→ **AIM**
Search the data for the word "Sayn" and copy every line that contains it.

** begin **

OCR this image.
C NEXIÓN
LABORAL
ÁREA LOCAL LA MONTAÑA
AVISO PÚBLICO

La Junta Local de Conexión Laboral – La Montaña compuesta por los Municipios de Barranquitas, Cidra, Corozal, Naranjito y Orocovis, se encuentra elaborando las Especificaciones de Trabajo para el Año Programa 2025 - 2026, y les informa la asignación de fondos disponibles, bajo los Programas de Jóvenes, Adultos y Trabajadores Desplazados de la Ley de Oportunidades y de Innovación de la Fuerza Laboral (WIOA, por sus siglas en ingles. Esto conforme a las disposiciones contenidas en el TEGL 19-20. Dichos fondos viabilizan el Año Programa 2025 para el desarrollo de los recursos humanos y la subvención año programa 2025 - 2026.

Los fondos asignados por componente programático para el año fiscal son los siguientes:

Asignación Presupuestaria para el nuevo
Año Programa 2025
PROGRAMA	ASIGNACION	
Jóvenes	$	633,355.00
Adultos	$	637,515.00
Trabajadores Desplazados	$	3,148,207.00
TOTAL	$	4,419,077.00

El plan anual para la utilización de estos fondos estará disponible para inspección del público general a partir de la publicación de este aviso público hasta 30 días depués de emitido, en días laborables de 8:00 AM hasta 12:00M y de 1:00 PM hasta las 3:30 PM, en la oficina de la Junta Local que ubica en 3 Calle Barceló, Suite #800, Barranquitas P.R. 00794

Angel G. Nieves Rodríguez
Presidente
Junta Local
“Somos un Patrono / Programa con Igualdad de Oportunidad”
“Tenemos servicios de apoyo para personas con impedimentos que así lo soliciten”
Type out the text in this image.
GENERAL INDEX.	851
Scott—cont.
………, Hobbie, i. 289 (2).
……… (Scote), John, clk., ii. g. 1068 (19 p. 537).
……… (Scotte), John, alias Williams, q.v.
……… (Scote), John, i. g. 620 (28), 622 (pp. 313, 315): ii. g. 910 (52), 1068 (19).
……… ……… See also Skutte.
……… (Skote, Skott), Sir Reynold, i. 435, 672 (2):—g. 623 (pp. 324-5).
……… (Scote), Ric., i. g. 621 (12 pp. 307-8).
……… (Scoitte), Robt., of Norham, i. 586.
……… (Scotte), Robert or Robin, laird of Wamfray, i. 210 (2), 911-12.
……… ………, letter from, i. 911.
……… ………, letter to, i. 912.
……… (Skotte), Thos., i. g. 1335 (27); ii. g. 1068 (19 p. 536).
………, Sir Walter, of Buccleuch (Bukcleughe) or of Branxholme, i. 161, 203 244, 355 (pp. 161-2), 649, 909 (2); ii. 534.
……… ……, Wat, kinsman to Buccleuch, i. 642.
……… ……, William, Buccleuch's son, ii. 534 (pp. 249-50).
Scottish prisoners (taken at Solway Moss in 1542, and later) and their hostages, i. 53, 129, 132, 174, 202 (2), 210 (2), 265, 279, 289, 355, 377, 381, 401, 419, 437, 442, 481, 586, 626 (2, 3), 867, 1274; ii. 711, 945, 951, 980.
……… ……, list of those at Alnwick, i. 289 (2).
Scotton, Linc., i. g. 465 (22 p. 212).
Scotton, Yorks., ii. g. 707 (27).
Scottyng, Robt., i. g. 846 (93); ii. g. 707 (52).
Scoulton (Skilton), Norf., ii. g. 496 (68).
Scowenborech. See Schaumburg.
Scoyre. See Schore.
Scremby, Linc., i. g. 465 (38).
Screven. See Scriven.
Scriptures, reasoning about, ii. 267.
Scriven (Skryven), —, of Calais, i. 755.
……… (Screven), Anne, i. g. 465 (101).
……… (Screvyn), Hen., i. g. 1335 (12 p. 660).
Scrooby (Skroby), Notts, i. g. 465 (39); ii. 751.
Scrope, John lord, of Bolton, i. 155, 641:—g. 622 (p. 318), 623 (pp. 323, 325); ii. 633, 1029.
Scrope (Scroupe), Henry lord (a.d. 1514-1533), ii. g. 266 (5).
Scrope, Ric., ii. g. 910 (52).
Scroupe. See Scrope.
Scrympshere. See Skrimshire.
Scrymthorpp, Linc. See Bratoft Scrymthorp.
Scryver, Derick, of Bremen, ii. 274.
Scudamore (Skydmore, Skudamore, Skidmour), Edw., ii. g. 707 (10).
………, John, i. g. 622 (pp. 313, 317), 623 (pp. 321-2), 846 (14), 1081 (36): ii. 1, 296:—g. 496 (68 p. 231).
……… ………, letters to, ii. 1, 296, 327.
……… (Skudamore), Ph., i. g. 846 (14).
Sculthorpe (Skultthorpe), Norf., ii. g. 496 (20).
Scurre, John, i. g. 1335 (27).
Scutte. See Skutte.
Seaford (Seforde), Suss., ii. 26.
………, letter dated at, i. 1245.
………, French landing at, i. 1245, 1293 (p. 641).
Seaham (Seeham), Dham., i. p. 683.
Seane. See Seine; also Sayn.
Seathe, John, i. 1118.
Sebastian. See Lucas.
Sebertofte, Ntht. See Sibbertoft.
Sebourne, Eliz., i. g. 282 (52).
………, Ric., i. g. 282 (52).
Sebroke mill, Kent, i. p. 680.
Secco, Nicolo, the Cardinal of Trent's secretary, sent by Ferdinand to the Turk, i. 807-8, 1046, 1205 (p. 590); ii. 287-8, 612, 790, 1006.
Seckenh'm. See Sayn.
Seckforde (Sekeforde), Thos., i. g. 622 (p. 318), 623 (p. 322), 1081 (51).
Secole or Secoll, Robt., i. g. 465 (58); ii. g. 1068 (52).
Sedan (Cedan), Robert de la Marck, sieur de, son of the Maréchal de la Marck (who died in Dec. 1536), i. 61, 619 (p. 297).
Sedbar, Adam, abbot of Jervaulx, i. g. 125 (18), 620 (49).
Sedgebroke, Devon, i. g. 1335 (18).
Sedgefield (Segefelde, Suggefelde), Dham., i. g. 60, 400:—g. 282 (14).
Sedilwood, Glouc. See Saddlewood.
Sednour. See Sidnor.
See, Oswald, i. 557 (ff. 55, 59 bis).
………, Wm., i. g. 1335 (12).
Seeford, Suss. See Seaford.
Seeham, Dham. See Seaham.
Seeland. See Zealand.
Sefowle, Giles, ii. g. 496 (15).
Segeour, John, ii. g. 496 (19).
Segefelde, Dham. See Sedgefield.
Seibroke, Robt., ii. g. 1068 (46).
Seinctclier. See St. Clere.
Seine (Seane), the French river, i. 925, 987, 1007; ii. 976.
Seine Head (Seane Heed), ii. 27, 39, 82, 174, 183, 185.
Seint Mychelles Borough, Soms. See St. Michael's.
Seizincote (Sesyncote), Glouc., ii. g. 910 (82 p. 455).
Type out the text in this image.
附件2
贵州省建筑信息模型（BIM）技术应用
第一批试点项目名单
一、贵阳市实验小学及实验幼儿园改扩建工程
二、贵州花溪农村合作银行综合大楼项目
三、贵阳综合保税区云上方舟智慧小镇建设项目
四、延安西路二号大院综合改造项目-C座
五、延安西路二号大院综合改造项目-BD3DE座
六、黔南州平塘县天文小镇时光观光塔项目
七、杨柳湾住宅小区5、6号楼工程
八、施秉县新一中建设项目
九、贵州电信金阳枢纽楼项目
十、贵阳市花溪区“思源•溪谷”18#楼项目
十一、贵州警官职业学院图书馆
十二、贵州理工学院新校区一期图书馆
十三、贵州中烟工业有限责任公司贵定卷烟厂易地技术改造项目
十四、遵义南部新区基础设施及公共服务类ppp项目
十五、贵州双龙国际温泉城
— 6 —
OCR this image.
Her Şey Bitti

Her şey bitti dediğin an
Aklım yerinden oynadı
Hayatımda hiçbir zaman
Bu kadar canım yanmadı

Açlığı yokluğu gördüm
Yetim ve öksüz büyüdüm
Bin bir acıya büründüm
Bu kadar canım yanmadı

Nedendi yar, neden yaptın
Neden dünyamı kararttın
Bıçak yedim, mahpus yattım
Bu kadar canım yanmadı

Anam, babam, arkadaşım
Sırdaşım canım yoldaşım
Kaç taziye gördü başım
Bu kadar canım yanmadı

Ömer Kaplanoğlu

** end **

→ **EXERCISE SOLUTION**
Seane. See Seine; also Sayn.
Seckenh'm. See Sayn.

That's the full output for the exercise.